## BEGIN Task data

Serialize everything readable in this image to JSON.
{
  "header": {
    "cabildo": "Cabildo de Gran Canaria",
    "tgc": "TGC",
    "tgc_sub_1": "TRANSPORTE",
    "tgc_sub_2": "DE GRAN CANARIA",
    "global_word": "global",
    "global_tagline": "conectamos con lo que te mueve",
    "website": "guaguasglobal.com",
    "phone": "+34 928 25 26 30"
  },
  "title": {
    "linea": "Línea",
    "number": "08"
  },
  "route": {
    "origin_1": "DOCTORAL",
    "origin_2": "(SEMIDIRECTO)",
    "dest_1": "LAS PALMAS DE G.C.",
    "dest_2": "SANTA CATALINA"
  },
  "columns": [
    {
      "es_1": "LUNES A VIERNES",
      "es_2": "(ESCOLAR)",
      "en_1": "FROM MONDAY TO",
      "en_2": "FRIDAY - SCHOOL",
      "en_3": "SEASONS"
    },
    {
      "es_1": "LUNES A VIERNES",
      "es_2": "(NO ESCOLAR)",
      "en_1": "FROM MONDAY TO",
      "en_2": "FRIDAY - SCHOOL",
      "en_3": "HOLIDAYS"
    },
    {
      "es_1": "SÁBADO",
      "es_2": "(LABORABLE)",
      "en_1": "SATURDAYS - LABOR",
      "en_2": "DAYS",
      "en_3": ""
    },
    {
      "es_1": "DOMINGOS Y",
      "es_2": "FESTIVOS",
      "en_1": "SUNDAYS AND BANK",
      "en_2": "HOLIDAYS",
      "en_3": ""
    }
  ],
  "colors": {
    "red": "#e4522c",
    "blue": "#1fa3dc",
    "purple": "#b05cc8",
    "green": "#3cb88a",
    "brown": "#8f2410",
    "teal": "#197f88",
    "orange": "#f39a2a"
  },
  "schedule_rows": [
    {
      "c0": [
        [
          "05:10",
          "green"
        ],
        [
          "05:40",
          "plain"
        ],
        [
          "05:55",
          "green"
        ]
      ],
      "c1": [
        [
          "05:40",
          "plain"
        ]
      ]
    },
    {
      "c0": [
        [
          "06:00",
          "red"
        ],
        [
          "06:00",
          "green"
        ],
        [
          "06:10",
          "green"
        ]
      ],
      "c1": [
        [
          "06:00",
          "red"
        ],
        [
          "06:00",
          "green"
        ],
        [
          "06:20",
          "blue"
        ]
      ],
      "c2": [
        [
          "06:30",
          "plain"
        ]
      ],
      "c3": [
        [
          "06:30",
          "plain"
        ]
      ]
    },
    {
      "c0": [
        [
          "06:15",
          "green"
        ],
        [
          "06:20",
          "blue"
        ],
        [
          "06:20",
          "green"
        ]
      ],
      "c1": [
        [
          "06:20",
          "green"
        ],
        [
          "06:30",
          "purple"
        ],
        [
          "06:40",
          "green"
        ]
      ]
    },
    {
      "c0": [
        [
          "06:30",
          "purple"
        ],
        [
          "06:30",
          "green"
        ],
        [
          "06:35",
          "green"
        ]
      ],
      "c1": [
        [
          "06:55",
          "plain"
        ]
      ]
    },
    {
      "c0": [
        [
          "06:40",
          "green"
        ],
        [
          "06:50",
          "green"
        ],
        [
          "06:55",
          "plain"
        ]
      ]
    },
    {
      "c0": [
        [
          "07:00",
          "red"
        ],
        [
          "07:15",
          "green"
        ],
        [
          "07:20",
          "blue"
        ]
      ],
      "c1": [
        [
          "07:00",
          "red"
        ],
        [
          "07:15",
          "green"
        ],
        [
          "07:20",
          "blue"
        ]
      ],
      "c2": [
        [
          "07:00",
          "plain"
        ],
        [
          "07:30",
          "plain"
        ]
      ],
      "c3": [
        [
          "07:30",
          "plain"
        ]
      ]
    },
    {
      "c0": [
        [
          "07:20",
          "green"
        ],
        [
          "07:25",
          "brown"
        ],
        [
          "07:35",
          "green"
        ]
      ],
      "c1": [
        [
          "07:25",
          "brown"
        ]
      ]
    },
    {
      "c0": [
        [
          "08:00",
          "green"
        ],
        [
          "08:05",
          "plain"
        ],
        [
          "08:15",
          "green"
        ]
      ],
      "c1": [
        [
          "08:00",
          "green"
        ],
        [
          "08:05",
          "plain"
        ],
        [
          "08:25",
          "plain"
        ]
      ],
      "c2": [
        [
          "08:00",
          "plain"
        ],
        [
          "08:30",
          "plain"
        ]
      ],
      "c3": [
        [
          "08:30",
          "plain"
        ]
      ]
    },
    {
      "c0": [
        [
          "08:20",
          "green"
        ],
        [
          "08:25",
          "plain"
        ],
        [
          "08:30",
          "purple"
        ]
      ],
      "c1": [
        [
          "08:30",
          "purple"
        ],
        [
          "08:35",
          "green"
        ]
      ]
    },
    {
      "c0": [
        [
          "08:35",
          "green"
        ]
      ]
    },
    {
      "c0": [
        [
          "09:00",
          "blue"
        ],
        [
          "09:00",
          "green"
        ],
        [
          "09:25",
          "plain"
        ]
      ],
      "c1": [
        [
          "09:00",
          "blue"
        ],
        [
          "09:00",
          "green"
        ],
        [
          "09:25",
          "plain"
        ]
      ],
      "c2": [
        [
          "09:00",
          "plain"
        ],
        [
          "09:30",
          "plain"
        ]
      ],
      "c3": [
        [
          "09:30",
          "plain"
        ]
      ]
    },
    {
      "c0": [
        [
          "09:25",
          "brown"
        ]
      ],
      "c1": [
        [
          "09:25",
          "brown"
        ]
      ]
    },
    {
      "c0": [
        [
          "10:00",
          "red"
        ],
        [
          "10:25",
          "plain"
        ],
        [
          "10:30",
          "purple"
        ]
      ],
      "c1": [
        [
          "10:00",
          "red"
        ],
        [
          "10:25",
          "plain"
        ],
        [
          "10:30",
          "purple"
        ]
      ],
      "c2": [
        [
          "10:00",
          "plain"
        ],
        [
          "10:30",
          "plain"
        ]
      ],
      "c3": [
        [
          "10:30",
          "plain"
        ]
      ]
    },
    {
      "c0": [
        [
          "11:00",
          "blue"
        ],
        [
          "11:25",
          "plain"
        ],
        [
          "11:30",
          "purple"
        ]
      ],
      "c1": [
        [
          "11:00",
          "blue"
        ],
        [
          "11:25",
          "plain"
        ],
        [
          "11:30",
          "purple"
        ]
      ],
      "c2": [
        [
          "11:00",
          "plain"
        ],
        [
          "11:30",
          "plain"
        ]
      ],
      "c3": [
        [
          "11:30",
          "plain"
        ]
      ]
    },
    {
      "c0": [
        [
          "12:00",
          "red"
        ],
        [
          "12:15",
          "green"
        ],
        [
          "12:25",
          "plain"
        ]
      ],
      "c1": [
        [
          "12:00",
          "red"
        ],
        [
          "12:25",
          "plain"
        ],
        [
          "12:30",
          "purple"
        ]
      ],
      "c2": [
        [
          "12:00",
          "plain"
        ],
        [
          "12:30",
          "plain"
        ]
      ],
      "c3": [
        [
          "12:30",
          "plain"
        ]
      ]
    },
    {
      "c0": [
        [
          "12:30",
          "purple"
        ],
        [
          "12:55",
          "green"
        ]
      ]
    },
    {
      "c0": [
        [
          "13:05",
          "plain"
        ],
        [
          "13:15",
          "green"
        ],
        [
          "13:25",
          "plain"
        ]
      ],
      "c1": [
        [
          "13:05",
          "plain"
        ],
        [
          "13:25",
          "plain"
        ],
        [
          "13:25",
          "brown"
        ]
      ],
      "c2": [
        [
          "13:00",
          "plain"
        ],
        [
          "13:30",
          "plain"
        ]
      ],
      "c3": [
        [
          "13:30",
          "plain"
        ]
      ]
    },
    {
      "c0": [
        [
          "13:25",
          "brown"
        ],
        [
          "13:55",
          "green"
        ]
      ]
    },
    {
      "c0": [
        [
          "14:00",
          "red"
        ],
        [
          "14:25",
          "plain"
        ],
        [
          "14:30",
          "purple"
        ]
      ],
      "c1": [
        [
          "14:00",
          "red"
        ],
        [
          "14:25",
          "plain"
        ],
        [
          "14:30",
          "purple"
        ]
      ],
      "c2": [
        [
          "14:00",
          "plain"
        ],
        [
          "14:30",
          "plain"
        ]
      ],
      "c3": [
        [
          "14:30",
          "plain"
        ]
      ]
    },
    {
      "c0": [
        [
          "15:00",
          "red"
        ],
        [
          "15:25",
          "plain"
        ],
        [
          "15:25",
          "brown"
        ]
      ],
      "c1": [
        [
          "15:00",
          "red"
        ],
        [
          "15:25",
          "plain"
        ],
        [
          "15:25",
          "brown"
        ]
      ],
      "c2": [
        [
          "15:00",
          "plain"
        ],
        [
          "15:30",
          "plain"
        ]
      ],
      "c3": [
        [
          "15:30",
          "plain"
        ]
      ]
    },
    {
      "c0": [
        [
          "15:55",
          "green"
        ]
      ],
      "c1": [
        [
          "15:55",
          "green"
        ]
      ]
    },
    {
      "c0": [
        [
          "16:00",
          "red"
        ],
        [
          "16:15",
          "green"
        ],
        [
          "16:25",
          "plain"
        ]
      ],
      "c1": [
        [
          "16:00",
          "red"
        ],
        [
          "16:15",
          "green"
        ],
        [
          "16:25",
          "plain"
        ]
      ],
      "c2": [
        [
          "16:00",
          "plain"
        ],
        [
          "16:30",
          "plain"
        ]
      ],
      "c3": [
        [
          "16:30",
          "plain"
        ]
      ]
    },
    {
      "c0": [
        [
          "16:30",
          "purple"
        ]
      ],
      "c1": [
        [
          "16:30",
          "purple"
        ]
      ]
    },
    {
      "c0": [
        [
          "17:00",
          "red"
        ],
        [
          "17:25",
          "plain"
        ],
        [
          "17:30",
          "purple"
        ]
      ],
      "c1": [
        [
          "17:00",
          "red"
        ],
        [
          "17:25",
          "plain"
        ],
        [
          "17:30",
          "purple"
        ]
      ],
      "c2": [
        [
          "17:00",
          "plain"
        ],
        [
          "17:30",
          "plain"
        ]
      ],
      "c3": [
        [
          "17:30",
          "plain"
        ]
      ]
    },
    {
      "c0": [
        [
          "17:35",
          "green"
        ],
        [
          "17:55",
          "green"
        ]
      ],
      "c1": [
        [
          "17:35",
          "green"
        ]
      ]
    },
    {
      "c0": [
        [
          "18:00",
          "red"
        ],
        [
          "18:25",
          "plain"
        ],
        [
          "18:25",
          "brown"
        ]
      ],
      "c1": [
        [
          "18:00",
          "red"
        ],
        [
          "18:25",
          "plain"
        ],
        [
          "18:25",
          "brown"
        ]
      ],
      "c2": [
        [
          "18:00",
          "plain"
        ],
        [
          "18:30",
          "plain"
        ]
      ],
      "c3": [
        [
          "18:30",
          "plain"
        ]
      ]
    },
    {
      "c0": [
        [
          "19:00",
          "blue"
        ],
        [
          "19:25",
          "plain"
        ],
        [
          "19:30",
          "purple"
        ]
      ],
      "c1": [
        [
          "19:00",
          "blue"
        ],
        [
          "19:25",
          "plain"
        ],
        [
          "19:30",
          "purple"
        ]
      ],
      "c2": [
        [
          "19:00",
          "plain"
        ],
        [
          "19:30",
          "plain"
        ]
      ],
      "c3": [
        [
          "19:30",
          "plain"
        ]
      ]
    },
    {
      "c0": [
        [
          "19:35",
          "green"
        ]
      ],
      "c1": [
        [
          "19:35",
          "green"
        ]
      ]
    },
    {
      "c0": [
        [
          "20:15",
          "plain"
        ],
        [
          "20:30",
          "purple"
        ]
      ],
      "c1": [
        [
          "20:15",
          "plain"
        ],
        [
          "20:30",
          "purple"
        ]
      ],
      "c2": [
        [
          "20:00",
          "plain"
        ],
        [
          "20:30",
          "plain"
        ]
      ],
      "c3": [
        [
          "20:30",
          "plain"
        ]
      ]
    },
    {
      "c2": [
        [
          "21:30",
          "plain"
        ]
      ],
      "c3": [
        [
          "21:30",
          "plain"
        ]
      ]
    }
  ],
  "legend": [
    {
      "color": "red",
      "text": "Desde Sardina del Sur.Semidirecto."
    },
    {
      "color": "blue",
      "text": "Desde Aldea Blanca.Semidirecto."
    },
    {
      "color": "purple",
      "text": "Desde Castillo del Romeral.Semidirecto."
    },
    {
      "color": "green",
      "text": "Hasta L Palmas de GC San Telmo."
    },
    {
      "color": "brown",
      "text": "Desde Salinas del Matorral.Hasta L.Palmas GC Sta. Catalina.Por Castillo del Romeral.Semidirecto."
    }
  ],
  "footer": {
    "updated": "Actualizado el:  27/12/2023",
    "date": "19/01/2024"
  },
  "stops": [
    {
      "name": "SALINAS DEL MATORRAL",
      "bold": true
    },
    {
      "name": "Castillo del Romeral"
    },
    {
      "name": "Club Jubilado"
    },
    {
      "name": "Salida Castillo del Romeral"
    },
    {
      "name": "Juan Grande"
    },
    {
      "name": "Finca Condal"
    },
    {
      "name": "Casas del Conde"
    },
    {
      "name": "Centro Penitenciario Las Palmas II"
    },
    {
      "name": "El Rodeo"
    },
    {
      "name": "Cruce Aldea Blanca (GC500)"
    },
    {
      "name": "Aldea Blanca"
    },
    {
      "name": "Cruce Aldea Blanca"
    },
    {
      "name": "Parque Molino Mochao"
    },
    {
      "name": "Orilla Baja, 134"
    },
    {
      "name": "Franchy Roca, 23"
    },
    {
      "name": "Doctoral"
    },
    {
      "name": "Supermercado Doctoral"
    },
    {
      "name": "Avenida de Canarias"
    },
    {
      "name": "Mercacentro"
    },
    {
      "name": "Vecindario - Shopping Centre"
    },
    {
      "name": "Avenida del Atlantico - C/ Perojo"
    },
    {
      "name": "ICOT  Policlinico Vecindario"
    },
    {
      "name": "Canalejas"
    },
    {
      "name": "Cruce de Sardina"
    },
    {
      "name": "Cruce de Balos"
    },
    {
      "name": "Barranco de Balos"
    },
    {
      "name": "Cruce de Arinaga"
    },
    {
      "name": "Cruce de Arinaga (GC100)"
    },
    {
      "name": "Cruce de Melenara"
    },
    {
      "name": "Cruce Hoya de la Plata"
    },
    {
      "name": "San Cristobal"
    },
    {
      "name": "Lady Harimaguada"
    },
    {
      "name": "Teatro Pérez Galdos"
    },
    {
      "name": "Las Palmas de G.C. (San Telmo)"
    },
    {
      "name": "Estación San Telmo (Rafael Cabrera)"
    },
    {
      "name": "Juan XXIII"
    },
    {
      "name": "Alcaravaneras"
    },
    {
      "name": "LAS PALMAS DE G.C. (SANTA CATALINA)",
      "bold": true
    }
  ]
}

## END Task data

* _Written problem_:
Copy each line from the data above that includes "Hasta".

* _Exercise answer_:
      "text": "Hasta L Palmas de GC San Telmo."
      "text": "Desde Salinas del Matorral.Hasta L.Palmas GC Sta. Catalina.Por Castillo del Romeral.Semidirecto."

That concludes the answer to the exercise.